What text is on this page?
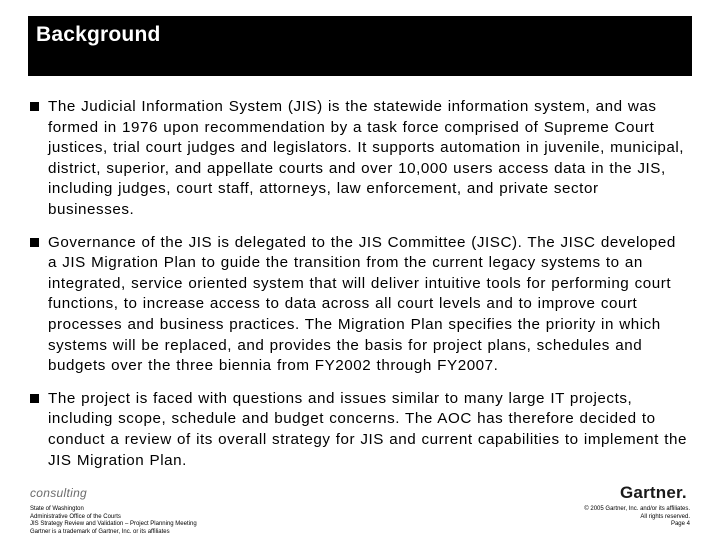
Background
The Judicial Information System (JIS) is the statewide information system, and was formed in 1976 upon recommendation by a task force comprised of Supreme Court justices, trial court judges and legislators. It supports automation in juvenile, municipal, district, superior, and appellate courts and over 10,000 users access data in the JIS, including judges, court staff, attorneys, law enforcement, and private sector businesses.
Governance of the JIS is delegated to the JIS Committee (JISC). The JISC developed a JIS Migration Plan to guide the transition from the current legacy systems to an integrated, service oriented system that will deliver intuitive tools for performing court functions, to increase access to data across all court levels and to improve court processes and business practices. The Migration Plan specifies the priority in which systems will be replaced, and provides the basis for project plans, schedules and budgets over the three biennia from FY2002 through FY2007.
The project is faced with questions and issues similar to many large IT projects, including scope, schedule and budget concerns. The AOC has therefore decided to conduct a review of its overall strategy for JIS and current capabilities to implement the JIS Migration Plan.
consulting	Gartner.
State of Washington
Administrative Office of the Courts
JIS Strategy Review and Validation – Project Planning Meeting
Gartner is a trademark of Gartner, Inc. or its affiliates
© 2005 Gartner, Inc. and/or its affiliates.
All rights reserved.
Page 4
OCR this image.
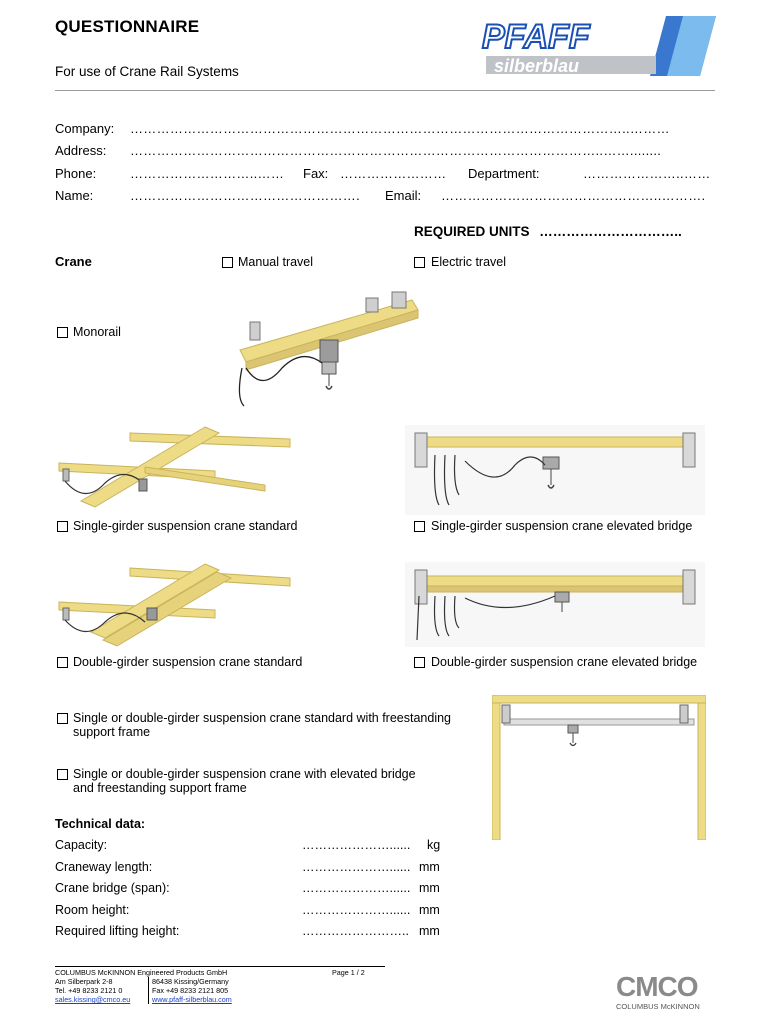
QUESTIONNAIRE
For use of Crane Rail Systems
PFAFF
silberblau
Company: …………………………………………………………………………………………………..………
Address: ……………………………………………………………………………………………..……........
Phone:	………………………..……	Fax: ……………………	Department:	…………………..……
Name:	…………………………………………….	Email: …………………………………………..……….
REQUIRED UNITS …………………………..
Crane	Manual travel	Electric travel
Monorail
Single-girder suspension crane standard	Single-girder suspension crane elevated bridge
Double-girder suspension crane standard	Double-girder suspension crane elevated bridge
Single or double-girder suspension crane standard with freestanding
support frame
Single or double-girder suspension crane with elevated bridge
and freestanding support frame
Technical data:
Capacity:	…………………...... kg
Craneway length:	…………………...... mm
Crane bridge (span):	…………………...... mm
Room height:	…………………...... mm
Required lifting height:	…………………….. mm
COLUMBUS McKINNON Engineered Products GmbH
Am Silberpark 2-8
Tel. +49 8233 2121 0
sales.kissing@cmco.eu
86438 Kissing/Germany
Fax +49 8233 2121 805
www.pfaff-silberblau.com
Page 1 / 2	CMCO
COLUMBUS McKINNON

+-------+

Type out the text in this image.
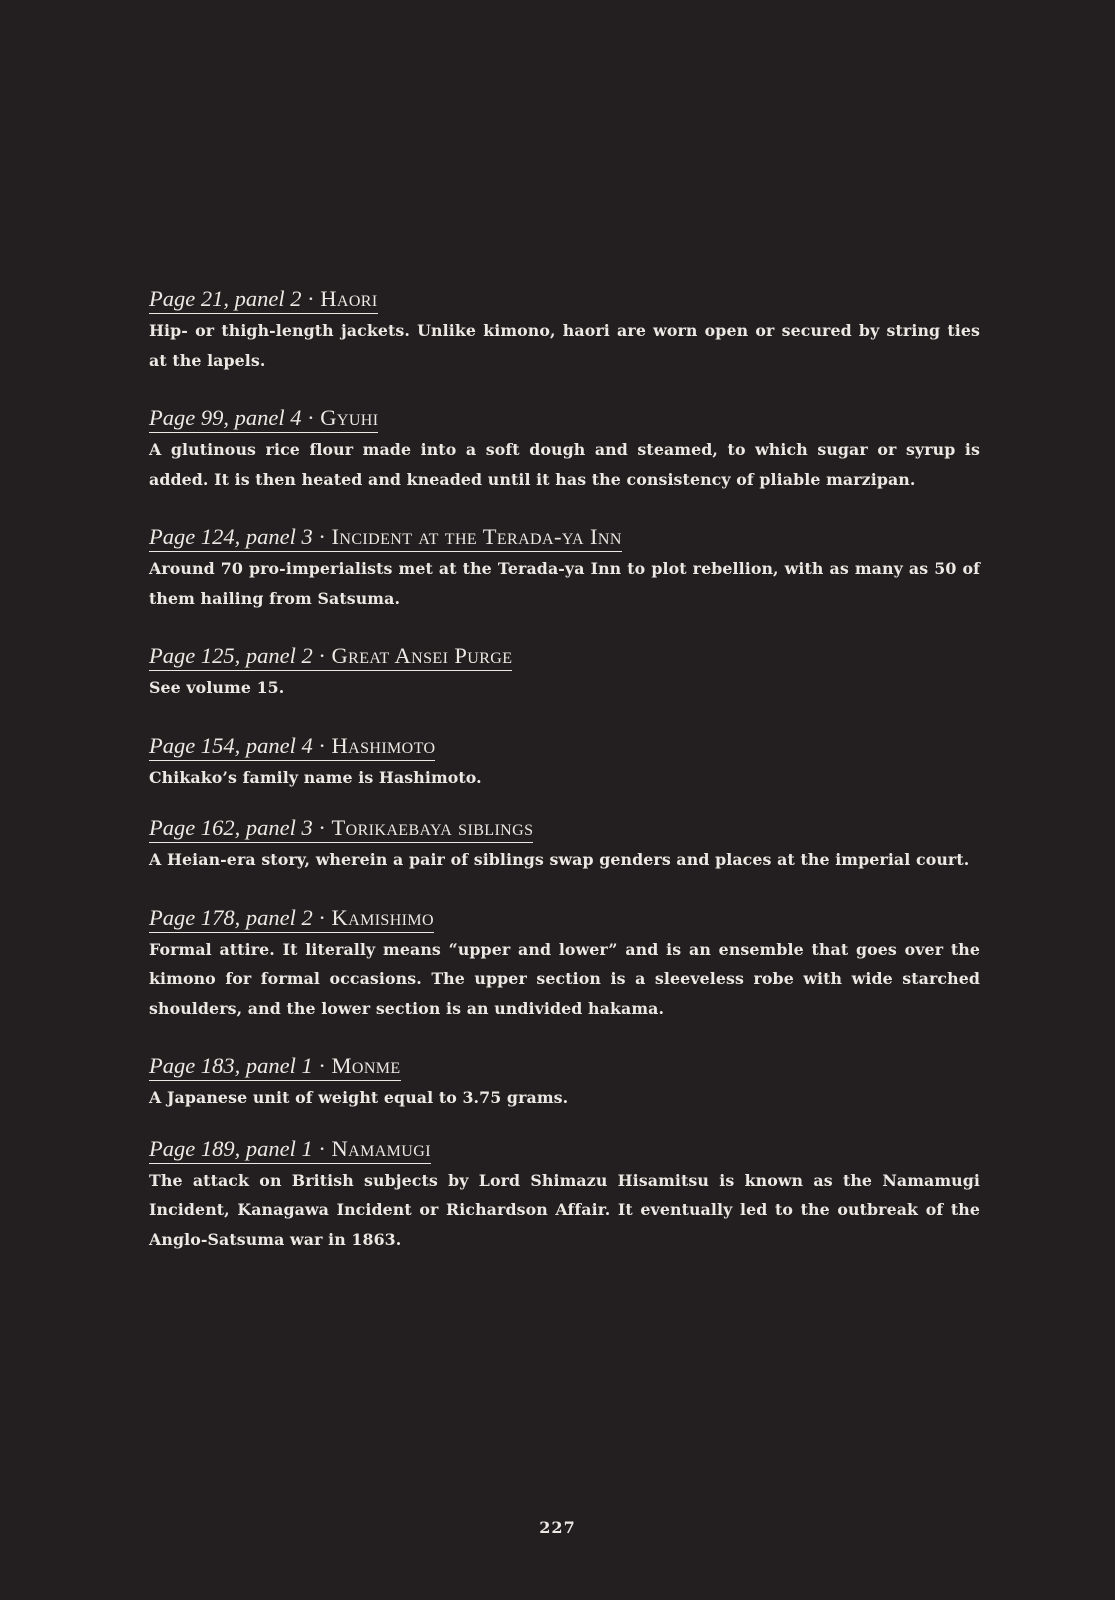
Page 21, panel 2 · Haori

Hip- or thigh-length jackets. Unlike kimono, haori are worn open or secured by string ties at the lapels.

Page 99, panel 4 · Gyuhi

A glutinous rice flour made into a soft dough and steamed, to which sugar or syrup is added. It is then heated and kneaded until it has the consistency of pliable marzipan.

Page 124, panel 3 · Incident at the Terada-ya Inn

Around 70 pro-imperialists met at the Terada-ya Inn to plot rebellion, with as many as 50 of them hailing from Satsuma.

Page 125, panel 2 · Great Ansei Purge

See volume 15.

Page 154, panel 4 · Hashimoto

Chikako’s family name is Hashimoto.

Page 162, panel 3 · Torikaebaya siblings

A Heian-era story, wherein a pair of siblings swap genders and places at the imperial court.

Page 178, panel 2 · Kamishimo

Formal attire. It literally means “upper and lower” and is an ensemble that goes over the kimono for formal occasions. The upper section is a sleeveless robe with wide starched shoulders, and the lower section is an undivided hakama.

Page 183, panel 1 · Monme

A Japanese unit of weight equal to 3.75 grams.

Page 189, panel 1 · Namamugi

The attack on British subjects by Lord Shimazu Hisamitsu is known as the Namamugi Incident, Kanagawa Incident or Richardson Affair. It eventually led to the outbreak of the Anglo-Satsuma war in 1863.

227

+-------+

Written exercise >> Identify each line containing the string "Namamugi" and copy it out.

Task output >>
Page 189, panel 1 · Namamugi
The attack on British subjects by Lord Shimazu Hisamitsu is known as the Namamugi Incident, Kanagawa Incident or Richardson Affair. It eventually led to the outbreak of the Anglo-Satsuma war in 1863.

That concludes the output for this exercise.